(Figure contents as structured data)
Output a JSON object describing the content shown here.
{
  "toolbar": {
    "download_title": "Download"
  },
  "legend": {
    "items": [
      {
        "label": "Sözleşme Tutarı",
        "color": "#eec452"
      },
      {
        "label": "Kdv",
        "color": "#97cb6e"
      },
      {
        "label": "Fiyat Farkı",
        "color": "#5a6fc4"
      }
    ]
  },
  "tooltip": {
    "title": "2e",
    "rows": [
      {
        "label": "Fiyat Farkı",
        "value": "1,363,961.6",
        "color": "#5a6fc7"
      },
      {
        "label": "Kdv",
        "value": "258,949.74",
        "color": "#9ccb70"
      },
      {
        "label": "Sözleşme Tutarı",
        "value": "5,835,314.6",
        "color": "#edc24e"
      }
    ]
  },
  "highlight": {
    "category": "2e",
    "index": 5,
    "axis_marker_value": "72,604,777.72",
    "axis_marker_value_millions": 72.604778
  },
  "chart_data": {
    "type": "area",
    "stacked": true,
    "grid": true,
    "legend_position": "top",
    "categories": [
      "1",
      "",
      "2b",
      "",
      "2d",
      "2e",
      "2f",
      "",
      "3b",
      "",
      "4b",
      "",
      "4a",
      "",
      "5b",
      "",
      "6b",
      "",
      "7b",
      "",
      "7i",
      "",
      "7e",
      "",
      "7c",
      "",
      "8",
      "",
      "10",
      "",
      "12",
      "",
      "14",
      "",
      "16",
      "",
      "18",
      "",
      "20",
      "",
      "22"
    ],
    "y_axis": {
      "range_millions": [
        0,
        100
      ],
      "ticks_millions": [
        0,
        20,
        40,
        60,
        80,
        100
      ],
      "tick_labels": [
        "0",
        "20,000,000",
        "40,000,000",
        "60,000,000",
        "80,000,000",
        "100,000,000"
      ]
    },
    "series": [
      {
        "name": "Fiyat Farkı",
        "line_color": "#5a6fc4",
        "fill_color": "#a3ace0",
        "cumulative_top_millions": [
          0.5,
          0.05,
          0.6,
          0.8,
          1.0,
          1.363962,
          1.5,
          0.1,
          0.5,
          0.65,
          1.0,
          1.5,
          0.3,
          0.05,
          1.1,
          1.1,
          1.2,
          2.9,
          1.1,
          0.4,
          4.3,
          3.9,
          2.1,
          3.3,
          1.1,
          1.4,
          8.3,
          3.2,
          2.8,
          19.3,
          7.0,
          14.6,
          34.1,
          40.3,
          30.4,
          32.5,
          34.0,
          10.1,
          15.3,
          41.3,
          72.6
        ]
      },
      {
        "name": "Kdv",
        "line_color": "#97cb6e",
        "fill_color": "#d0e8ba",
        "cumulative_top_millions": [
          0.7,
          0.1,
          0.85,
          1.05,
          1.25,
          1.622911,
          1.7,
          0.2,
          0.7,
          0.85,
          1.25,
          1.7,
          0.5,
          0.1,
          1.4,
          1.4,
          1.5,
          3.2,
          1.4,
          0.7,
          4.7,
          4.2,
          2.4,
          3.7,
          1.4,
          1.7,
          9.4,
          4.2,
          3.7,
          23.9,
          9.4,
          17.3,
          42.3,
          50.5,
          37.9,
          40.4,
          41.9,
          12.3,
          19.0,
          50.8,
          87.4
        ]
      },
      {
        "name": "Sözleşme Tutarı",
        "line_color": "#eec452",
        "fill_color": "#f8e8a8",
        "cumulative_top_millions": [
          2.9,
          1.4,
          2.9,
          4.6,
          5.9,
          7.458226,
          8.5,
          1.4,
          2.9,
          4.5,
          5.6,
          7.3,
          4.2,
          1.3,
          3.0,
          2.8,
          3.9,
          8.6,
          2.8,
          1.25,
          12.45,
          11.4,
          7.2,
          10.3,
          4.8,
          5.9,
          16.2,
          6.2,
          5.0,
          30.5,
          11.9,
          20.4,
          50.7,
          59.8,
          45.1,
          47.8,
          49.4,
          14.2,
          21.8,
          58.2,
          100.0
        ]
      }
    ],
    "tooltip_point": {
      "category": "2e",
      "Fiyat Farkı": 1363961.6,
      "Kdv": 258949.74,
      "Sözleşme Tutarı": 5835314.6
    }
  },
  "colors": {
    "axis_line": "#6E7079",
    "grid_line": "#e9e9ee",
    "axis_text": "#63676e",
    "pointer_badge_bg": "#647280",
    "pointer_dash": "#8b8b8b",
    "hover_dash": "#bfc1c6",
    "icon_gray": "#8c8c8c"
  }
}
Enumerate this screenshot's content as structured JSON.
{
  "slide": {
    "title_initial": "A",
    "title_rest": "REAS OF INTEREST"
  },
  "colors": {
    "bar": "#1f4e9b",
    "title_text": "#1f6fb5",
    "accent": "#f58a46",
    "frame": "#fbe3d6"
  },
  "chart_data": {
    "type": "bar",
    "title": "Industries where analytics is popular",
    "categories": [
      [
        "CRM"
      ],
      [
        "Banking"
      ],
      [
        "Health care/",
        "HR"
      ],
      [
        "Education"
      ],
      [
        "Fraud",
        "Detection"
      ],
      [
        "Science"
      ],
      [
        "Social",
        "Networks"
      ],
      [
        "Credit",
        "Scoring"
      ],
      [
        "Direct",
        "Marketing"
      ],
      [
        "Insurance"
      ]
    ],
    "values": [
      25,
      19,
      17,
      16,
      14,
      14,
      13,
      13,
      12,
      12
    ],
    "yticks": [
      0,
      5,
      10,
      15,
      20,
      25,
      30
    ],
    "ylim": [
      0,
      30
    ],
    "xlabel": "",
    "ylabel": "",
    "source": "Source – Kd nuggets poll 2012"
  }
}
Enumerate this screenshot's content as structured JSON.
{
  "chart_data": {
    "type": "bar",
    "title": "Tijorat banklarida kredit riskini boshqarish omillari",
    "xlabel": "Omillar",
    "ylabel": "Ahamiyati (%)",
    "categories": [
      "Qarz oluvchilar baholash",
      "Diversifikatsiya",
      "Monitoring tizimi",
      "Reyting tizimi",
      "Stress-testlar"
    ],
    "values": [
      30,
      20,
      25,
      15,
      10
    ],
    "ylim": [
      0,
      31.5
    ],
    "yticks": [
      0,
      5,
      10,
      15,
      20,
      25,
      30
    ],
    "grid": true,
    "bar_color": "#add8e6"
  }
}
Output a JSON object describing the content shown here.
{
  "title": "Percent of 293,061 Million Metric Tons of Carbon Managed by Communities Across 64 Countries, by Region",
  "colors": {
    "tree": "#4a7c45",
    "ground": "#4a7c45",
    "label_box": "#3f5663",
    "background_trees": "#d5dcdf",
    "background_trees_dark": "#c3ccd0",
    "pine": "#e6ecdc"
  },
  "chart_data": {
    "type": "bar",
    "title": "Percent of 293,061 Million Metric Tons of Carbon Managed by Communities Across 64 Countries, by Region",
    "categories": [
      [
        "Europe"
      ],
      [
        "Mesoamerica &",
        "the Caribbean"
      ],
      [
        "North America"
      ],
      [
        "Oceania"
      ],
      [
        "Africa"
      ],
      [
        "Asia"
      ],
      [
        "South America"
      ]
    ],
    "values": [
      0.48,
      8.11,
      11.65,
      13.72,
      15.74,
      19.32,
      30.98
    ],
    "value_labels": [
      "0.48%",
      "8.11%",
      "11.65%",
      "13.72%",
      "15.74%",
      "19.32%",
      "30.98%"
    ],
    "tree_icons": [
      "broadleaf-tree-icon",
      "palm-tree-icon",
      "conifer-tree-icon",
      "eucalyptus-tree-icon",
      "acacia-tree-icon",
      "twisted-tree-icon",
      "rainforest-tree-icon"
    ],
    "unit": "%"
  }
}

* **Set problem**
Return all of the data word for word.

* **Task response**
Output a JSON object describing the content shown here.
{
  "toolbar": {
    "download_title": "Download"
  },
  "legend": {
    "items": [
      {
        "label": "Sözleşme Tutarı",
        "color": "#eec452"
      },
      {
        "label": "Kdv",
        "color": "#97cb6e"
      },
      {
        "label": "Fiyat Farkı",
        "color": "#5a6fc4"
      }
    ]
  },
  "tooltip": {
    "title": "2e",
    "rows": [
      {
        "label": "Fiyat Farkı",
        "value": "1,363,961.6",
        "color": "#5a6fc7"
      },
      {
        "label": "Kdv",
        "value": "258,949.74",
        "color": "#9ccb70"
      },
      {
        "label": "Sözleşme Tutarı",
        "value": "5,835,314.6",
        "color": "#edc24e"
      }
    ]
  },
  "highlight": {
    "category": "2e",
    "index": 5,
    "axis_marker_value": "72,604,777.72",
    "axis_marker_value_millions": 72.604778
  },
  "chart_data": {
    "type": "area",
    "stacked": true,
    "grid": true,
    "legend_position": "top",
    "categories": [
      "1",
      "",
      "2b",
      "",
      "2d",
      "2e",
      "2f",
      "",
      "3b",
      "",
      "4b",
      "",
      "4a",
      "",
      "5b",
      "",
      "6b",
      "",
      "7b",
      "",
      "7i",
      "",
      "7e",
      "",
      "7c",
      "",
      "8",
      "",
      "10",
      "",
      "12",
      "",
      "14",
      "",
      "16",
      "",
      "18",
      "",
      "20",
      "",
      "22"
    ],
    "y_axis": {
      "range_millions": [
        0,
        100
      ],
      "ticks_millions": [
        0,
        20,
        40,
        60,
        80,
        100
      ],
      "tick_labels": [
        "0",
        "20,000,000",
        "40,000,000",
        "60,000,000",
        "80,000,000",
        "100,000,000"
      ]
    },
    "series": [
      {
        "name": "Fiyat Farkı",
        "line_color": "#5a6fc4",
        "fill_color": "#a3ace0",
        "cumulative_top_millions": [
          0.5,
          0.05,
          0.6,
          0.8,
          1.0,
          1.363962,
          1.5,
          0.1,
          0.5,
          0.65,
          1.0,
          1.5,
          0.3,
          0.05,
          1.1,
          1.1,
          1.2,
          2.9,
          1.1,
          0.4,
          4.3,
          3.9,
          2.1,
          3.3,
          1.1,
          1.4,
          8.3,
          3.2,
          2.8,
          19.3,
          7.0,
          14.6,
          34.1,
          40.3,
          30.4,
          32.5,
          34.0,
          10.1,
          15.3,
          41.3,
          72.6
        ]
      },
      {
        "name": "Kdv",
        "line_color": "#97cb6e",
        "fill_color": "#d0e8ba",
        "cumulative_top_millions": [
          0.7,
          0.1,
          0.85,
          1.05,
          1.25,
          1.622911,
          1.7,
          0.2,
          0.7,
          0.85,
          1.25,
          1.7,
          0.5,
          0.1,
          1.4,
          1.4,
          1.5,
          3.2,
          1.4,
          0.7,
          4.7,
          4.2,
          2.4,
          3.7,
          1.4,
          1.7,
          9.4,
          4.2,
          3.7,
          23.9,
          9.4,
          17.3,
          42.3,
          50.5,
          37.9,
          40.4,
          41.9,
          12.3,
          19.0,
          50.8,
          87.4
        ]
      },
      {
        "name": "Sözleşme Tutarı",
        "line_color": "#eec452",
        "fill_color": "#f8e8a8",
        "cumulative_top_millions": [
          2.9,
          1.4,
          2.9,
          4.6,
          5.9,
          7.458226,
          8.5,
          1.4,
          2.9,
          4.5,
          5.6,
          7.3,
          4.2,
          1.3,
          3.0,
          2.8,
          3.9,
          8.6,
          2.8,
          1.25,
          12.45,
          11.4,
          7.2,
          10.3,
          4.8,
          5.9,
          16.2,
          6.2,
          5.0,
          30.5,
          11.9,
          20.4,
          50.7,
          59.8,
          45.1,
          47.8,
          49.4,
          14.2,
          21.8,
          58.2,
          100.0
        ]
      }
    ],
    "tooltip_point": {
      "category": "2e",
      "Fiyat Farkı": 1363961.6,
      "Kdv": 258949.74,
      "Sözleşme Tutarı": 5835314.6
    }
  },
  "colors": {
    "axis_line": "#6E7079",
    "grid_line": "#e9e9ee",
    "axis_text": "#63676e",
    "pointer_badge_bg": "#647280",
    "pointer_dash": "#8b8b8b",
    "hover_dash": "#bfc1c6",
    "icon_gray": "#8c8c8c"
  }
}
Enumerate this screenshot's content as structured JSON.
{
  "slide": {
    "title_initial": "A",
    "title_rest": "REAS OF INTEREST"
  },
  "colors": {
    "bar": "#1f4e9b",
    "title_text": "#1f6fb5",
    "accent": "#f58a46",
    "frame": "#fbe3d6"
  },
  "chart_data": {
    "type": "bar",
    "title": "Industries where analytics is popular",
    "categories": [
      [
        "CRM"
      ],
      [
        "Banking"
      ],
      [
        "Health care/",
        "HR"
      ],
      [
        "Education"
      ],
      [
        "Fraud",
        "Detection"
      ],
      [
        "Science"
      ],
      [
        "Social",
        "Networks"
      ],
      [
        "Credit",
        "Scoring"
      ],
      [
        "Direct",
        "Marketing"
      ],
      [
        "Insurance"
      ]
    ],
    "values": [
      25,
      19,
      17,
      16,
      14,
      14,
      13,
      13,
      12,
      12
    ],
    "yticks": [
      0,
      5,
      10,
      15,
      20,
      25,
      30
    ],
    "ylim": [
      0,
      30
    ],
    "xlabel": "",
    "ylabel": "",
    "source": "Source – Kd nuggets poll 2012"
  }
}
Enumerate this screenshot's content as structured JSON.
{
  "chart_data": {
    "type": "bar",
    "title": "Tijorat banklarida kredit riskini boshqarish omillari",
    "xlabel": "Omillar",
    "ylabel": "Ahamiyati (%)",
    "categories": [
      "Qarz oluvchilar baholash",
      "Diversifikatsiya",
      "Monitoring tizimi",
      "Reyting tizimi",
      "Stress-testlar"
    ],
    "values": [
      30,
      20,
      25,
      15,
      10
    ],
    "ylim": [
      0,
      31.5
    ],
    "yticks": [
      0,
      5,
      10,
      15,
      20,
      25,
      30
    ],
    "grid": true,
    "bar_color": "#add8e6"
  }
}
Output a JSON object describing the content shown here.
{
  "title": "Percent of 293,061 Million Metric Tons of Carbon Managed by Communities Across 64 Countries, by Region",
  "colors": {
    "tree": "#4a7c45",
    "ground": "#4a7c45",
    "label_box": "#3f5663",
    "background_trees": "#d5dcdf",
    "background_trees_dark": "#c3ccd0",
    "pine": "#e6ecdc"
  },
  "chart_data": {
    "type": "bar",
    "title": "Percent of 293,061 Million Metric Tons of Carbon Managed by Communities Across 64 Countries, by Region",
    "categories": [
      [
        "Europe"
      ],
      [
        "Mesoamerica &",
        "the Caribbean"
      ],
      [
        "North America"
      ],
      [
        "Oceania"
      ],
      [
        "Africa"
      ],
      [
        "Asia"
      ],
      [
        "South America"
      ]
    ],
    "values": [
      0.48,
      8.11,
      11.65,
      13.72,
      15.74,
      19.32,
      30.98
    ],
    "value_labels": [
      "0.48%",
      "8.11%",
      "11.65%",
      "13.72%",
      "15.74%",
      "19.32%",
      "30.98%"
    ],
    "tree_icons": [
      "broadleaf-tree-icon",
      "palm-tree-icon",
      "conifer-tree-icon",
      "eucalyptus-tree-icon",
      "acacia-tree-icon",
      "twisted-tree-icon",
      "rainforest-tree-icon"
    ],
    "unit": "%"
  }
}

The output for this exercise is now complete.